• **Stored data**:
____

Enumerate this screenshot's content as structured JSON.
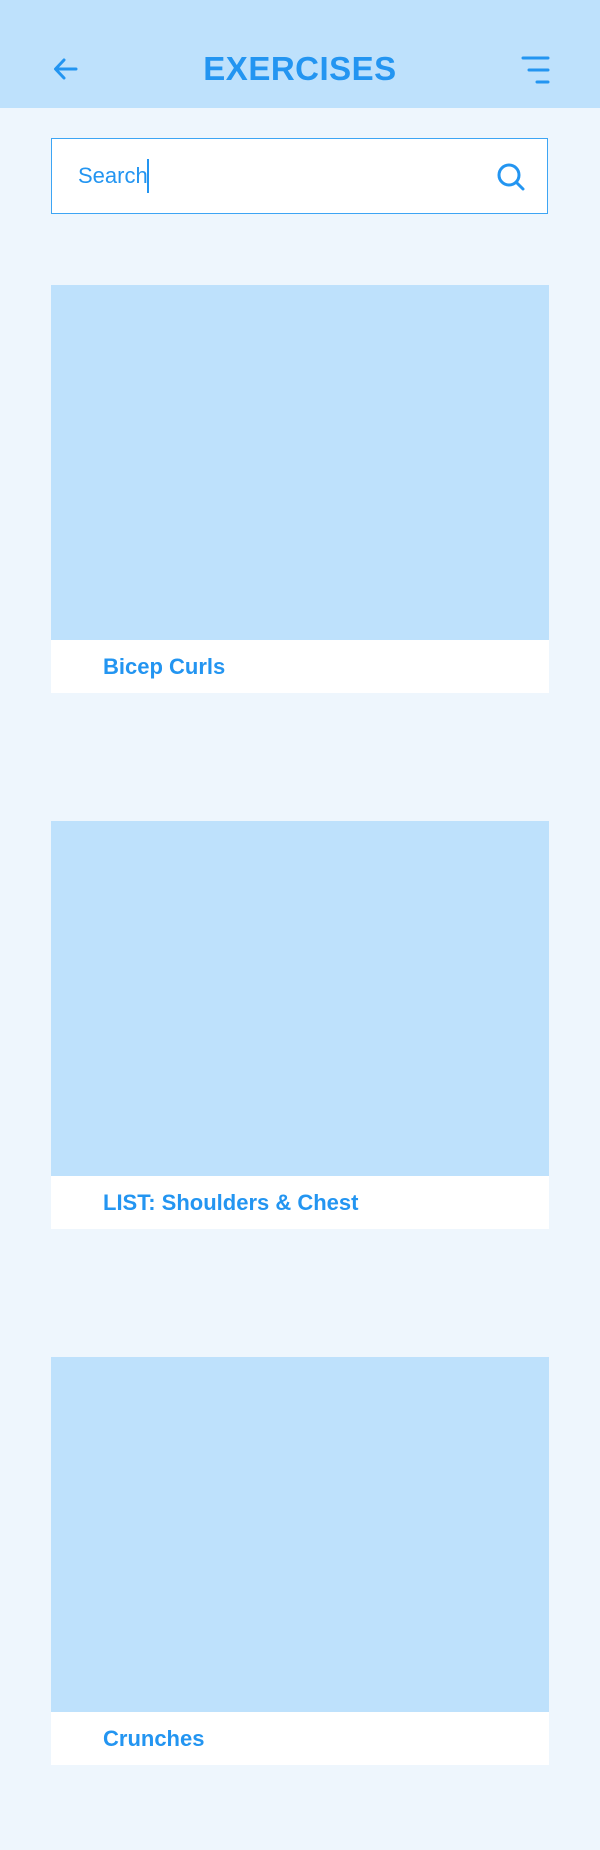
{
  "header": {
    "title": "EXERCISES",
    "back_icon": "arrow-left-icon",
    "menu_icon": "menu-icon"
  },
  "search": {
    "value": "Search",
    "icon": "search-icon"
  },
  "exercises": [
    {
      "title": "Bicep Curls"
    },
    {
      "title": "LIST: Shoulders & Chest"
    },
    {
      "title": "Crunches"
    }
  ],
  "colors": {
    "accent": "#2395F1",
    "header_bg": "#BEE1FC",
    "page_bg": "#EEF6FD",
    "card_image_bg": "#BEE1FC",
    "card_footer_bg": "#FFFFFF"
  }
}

____

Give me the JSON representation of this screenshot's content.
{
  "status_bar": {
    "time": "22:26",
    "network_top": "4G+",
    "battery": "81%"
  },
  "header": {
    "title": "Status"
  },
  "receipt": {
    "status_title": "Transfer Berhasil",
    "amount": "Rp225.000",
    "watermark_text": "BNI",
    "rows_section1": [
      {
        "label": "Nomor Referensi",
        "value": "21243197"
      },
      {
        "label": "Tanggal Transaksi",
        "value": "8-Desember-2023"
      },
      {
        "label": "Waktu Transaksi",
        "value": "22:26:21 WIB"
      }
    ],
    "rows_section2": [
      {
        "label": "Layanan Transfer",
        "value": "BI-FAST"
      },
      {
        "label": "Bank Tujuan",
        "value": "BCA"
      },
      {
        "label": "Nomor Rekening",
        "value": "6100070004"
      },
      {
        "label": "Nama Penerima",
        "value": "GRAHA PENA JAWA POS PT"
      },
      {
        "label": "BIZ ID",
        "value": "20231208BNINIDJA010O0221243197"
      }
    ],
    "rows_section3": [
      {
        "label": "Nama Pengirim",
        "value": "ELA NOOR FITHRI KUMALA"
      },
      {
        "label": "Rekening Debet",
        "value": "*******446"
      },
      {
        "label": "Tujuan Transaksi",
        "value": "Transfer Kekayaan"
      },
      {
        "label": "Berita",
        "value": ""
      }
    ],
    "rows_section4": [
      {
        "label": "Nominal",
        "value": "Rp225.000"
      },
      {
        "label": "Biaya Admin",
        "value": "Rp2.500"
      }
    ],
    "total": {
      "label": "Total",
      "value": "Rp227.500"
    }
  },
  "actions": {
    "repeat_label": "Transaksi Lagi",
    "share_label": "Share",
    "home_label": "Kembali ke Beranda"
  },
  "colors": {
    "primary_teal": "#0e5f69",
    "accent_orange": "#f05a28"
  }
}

____

In the records above, find each line holding "screenshot" and copy it.

• **Full response**:
Enumerate this screenshot's content as structured JSON.
Give me the JSON representation of this screenshot's content.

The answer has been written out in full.